## [The problem]
In the listing below, find every line with the string "Frequenza" and pull it out.

## [Material supplied]
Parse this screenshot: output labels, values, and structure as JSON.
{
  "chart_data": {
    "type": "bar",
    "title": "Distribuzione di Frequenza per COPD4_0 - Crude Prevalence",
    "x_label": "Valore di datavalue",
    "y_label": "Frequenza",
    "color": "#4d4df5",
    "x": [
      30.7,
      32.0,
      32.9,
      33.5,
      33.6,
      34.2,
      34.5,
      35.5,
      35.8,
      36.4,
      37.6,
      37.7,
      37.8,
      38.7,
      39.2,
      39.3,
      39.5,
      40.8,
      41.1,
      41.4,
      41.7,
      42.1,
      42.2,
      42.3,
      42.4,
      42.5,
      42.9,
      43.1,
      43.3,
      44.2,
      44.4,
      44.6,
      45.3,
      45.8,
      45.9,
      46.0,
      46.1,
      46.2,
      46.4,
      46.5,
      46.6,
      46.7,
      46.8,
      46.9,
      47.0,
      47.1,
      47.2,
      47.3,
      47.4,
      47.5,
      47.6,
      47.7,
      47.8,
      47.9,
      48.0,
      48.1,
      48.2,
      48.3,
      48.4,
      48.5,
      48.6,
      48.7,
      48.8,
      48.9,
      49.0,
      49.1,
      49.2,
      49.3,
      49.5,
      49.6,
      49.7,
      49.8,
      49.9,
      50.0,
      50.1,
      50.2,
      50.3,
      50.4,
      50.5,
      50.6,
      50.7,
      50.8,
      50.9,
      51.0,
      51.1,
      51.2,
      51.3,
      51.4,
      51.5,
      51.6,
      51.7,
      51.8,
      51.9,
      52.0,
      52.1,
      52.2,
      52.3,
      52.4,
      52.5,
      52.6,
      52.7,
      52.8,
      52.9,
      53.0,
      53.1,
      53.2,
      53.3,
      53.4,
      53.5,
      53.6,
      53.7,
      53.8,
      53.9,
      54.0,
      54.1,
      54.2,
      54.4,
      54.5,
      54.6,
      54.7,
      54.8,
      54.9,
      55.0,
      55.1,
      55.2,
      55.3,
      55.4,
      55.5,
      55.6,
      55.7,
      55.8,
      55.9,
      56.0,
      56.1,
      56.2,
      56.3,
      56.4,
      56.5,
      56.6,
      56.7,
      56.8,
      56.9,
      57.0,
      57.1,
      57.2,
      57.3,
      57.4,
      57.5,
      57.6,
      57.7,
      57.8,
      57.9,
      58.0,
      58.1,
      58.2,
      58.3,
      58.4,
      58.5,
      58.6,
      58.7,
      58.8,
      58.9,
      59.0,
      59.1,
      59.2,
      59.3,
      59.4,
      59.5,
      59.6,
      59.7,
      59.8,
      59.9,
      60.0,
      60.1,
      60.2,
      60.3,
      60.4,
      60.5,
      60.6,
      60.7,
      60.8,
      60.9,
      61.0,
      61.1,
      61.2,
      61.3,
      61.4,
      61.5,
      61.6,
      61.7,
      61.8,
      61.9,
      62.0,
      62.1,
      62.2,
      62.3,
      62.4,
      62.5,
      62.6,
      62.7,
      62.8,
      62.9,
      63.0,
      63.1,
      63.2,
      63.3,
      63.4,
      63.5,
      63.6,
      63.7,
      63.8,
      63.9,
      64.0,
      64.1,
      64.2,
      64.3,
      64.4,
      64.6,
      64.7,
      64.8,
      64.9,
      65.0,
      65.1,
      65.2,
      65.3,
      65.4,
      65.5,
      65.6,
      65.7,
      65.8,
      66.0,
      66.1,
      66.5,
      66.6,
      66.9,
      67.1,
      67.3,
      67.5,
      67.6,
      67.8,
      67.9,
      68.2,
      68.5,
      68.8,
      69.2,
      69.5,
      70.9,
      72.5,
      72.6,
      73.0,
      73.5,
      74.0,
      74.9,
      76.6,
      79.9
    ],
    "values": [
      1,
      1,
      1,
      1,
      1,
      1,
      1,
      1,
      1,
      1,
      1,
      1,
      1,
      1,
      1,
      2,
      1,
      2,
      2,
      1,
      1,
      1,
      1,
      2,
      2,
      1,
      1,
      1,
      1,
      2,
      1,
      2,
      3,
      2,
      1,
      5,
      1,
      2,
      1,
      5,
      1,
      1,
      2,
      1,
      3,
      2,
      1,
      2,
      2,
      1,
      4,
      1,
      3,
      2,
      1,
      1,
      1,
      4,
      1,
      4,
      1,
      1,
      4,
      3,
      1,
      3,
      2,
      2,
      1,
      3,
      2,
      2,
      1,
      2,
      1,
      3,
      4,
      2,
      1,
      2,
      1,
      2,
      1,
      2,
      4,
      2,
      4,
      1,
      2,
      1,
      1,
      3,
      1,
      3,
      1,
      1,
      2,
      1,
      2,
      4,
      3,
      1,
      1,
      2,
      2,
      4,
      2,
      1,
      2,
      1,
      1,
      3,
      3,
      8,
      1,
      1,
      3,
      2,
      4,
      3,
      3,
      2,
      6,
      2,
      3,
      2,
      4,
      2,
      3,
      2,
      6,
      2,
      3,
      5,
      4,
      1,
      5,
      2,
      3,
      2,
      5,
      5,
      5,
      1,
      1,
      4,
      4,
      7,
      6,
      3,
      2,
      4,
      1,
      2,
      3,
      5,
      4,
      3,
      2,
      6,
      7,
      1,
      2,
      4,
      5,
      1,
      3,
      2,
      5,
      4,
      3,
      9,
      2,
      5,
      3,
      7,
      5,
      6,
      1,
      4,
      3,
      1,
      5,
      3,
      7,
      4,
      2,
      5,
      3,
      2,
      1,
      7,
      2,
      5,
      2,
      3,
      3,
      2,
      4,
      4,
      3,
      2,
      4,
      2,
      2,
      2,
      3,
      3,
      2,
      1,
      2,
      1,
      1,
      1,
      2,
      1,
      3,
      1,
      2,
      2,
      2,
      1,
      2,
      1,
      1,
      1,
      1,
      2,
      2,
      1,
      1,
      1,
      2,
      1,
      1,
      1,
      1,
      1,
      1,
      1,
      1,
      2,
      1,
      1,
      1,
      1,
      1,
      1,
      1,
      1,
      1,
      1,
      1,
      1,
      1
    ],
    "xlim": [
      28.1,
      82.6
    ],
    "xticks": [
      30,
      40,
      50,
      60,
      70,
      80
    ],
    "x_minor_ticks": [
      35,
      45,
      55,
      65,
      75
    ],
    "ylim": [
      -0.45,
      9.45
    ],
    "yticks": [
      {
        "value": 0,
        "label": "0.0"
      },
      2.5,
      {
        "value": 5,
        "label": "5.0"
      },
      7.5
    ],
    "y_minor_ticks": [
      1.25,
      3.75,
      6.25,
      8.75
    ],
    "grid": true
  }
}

## [Exercise solution]
    "title": "Distribuzione di Frequenza per COPD4_0 - Crude Prevalence",
    "y_label": "Frequenza",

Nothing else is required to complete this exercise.